Records about charts and figures:
+--

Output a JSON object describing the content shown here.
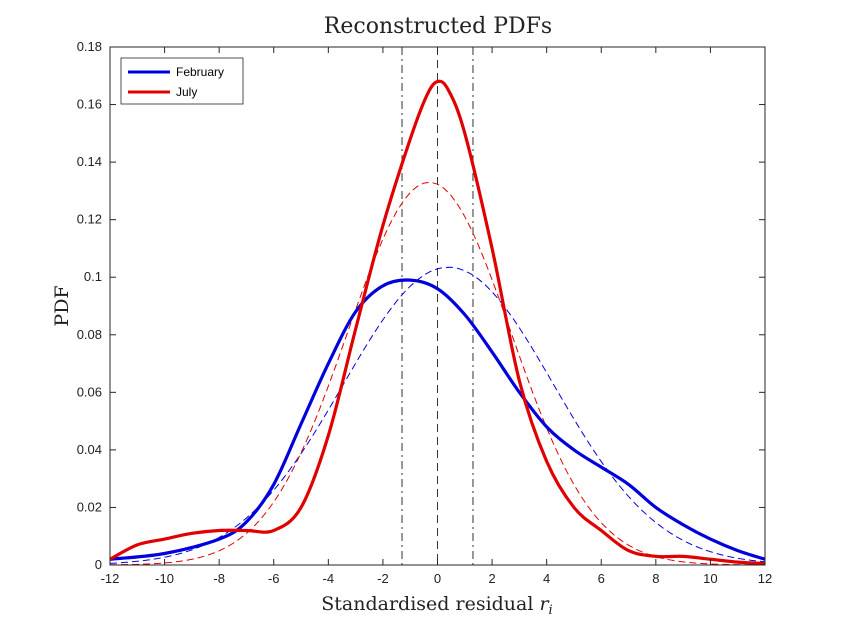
{
  "chart_data": {
    "type": "line",
    "title": "Reconstructed PDFs",
    "xlabel": "Standardised residual",
    "xlabel_var": "r",
    "xlabel_sub": "i",
    "ylabel": "PDF",
    "xlim": [
      -12,
      12
    ],
    "ylim": [
      0,
      0.18
    ],
    "xticks": [
      -12,
      -10,
      -8,
      -6,
      -4,
      -2,
      0,
      2,
      4,
      6,
      8,
      10,
      12
    ],
    "yticks": [
      0,
      0.02,
      0.04,
      0.06,
      0.08,
      0.1,
      0.12,
      0.14,
      0.16,
      0.18
    ],
    "xtick_labels": [
      "-12",
      "-10",
      "-8",
      "-6",
      "-4",
      "-2",
      "0",
      "2",
      "4",
      "6",
      "8",
      "10",
      "12"
    ],
    "ytick_labels": [
      "0",
      "0.02",
      "0.04",
      "0.06",
      "0.08",
      "0.1",
      "0.12",
      "0.14",
      "0.16",
      "0.18"
    ],
    "legend": {
      "location": "top-left",
      "entries": [
        "February",
        "July"
      ]
    },
    "vertical_lines": [
      {
        "x": -1.3,
        "style": "dash-dot",
        "color": "#333333"
      },
      {
        "x": 0.0,
        "style": "dashed",
        "color": "#333333"
      },
      {
        "x": 1.3,
        "style": "dash-dot",
        "color": "#333333"
      }
    ],
    "series": [
      {
        "name": "February",
        "style": "solid",
        "color": "#0000dd",
        "in_legend": true,
        "points": [
          [
            -12,
            0.002
          ],
          [
            -10,
            0.004
          ],
          [
            -8,
            0.009
          ],
          [
            -7,
            0.015
          ],
          [
            -6,
            0.028
          ],
          [
            -5,
            0.049
          ],
          [
            -4,
            0.07
          ],
          [
            -3,
            0.088
          ],
          [
            -2,
            0.097
          ],
          [
            -1,
            0.099
          ],
          [
            0,
            0.096
          ],
          [
            1,
            0.087
          ],
          [
            2,
            0.074
          ],
          [
            3,
            0.06
          ],
          [
            4,
            0.048
          ],
          [
            5,
            0.04
          ],
          [
            6,
            0.034
          ],
          [
            7,
            0.028
          ],
          [
            8,
            0.02
          ],
          [
            9,
            0.014
          ],
          [
            10,
            0.009
          ],
          [
            11,
            0.005
          ],
          [
            12,
            0.002
          ]
        ]
      },
      {
        "name": "July",
        "style": "solid",
        "color": "#e00000",
        "in_legend": true,
        "points": [
          [
            -12,
            0.002
          ],
          [
            -11,
            0.007
          ],
          [
            -10,
            0.009
          ],
          [
            -9,
            0.011
          ],
          [
            -8,
            0.012
          ],
          [
            -7,
            0.012
          ],
          [
            -6,
            0.012
          ],
          [
            -5,
            0.02
          ],
          [
            -4,
            0.045
          ],
          [
            -3,
            0.082
          ],
          [
            -2,
            0.118
          ],
          [
            -1,
            0.148
          ],
          [
            -0.4,
            0.163
          ],
          [
            0,
            0.168
          ],
          [
            0.4,
            0.165
          ],
          [
            1,
            0.15
          ],
          [
            2,
            0.11
          ],
          [
            3,
            0.064
          ],
          [
            4,
            0.036
          ],
          [
            5,
            0.02
          ],
          [
            6,
            0.012
          ],
          [
            7,
            0.005
          ],
          [
            8,
            0.003
          ],
          [
            9,
            0.003
          ],
          [
            10,
            0.002
          ],
          [
            11,
            0.001
          ],
          [
            12,
            0.0005
          ]
        ]
      },
      {
        "name": "February (normal fit)",
        "style": "dashed",
        "color": "#0000dd",
        "in_legend": false,
        "gaussian": {
          "mu": 0.4,
          "sigma": 3.85,
          "peak": 0.1035
        }
      },
      {
        "name": "July (normal fit)",
        "style": "dashed",
        "color": "#e00000",
        "in_legend": false,
        "gaussian": {
          "mu": -0.3,
          "sigma": 3.0,
          "peak": 0.133
        }
      }
    ]
  }
}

+--

* SET TASK: Without the pictures, retype the whole of the material above exactly.

* SOLUTION FOR THIS PROBLEM:
Output a JSON object describing the content shown here.
{
  "chart_data": {
    "type": "line",
    "title": "Reconstructed PDFs",
    "xlabel": "Standardised residual",
    "xlabel_var": "r",
    "xlabel_sub": "i",
    "ylabel": "PDF",
    "xlim": [
      -12,
      12
    ],
    "ylim": [
      0,
      0.18
    ],
    "xticks": [
      -12,
      -10,
      -8,
      -6,
      -4,
      -2,
      0,
      2,
      4,
      6,
      8,
      10,
      12
    ],
    "yticks": [
      0,
      0.02,
      0.04,
      0.06,
      0.08,
      0.1,
      0.12,
      0.14,
      0.16,
      0.18
    ],
    "xtick_labels": [
      "-12",
      "-10",
      "-8",
      "-6",
      "-4",
      "-2",
      "0",
      "2",
      "4",
      "6",
      "8",
      "10",
      "12"
    ],
    "ytick_labels": [
      "0",
      "0.02",
      "0.04",
      "0.06",
      "0.08",
      "0.1",
      "0.12",
      "0.14",
      "0.16",
      "0.18"
    ],
    "legend": {
      "location": "top-left",
      "entries": [
        "February",
        "July"
      ]
    },
    "vertical_lines": [
      {
        "x": -1.3,
        "style": "dash-dot",
        "color": "#333333"
      },
      {
        "x": 0.0,
        "style": "dashed",
        "color": "#333333"
      },
      {
        "x": 1.3,
        "style": "dash-dot",
        "color": "#333333"
      }
    ],
    "series": [
      {
        "name": "February",
        "style": "solid",
        "color": "#0000dd",
        "in_legend": true,
        "points": [
          [
            -12,
            0.002
          ],
          [
            -10,
            0.004
          ],
          [
            -8,
            0.009
          ],
          [
            -7,
            0.015
          ],
          [
            -6,
            0.028
          ],
          [
            -5,
            0.049
          ],
          [
            -4,
            0.07
          ],
          [
            -3,
            0.088
          ],
          [
            -2,
            0.097
          ],
          [
            -1,
            0.099
          ],
          [
            0,
            0.096
          ],
          [
            1,
            0.087
          ],
          [
            2,
            0.074
          ],
          [
            3,
            0.06
          ],
          [
            4,
            0.048
          ],
          [
            5,
            0.04
          ],
          [
            6,
            0.034
          ],
          [
            7,
            0.028
          ],
          [
            8,
            0.02
          ],
          [
            9,
            0.014
          ],
          [
            10,
            0.009
          ],
          [
            11,
            0.005
          ],
          [
            12,
            0.002
          ]
        ]
      },
      {
        "name": "July",
        "style": "solid",
        "color": "#e00000",
        "in_legend": true,
        "points": [
          [
            -12,
            0.002
          ],
          [
            -11,
            0.007
          ],
          [
            -10,
            0.009
          ],
          [
            -9,
            0.011
          ],
          [
            -8,
            0.012
          ],
          [
            -7,
            0.012
          ],
          [
            -6,
            0.012
          ],
          [
            -5,
            0.02
          ],
          [
            -4,
            0.045
          ],
          [
            -3,
            0.082
          ],
          [
            -2,
            0.118
          ],
          [
            -1,
            0.148
          ],
          [
            -0.4,
            0.163
          ],
          [
            0,
            0.168
          ],
          [
            0.4,
            0.165
          ],
          [
            1,
            0.15
          ],
          [
            2,
            0.11
          ],
          [
            3,
            0.064
          ],
          [
            4,
            0.036
          ],
          [
            5,
            0.02
          ],
          [
            6,
            0.012
          ],
          [
            7,
            0.005
          ],
          [
            8,
            0.003
          ],
          [
            9,
            0.003
          ],
          [
            10,
            0.002
          ],
          [
            11,
            0.001
          ],
          [
            12,
            0.0005
          ]
        ]
      },
      {
        "name": "February (normal fit)",
        "style": "dashed",
        "color": "#0000dd",
        "in_legend": false,
        "gaussian": {
          "mu": 0.4,
          "sigma": 3.85,
          "peak": 0.1035
        }
      },
      {
        "name": "July (normal fit)",
        "style": "dashed",
        "color": "#e00000",
        "in_legend": false,
        "gaussian": {
          "mu": -0.3,
          "sigma": 3.0,
          "peak": 0.133
        }
      }
    ]
  }
}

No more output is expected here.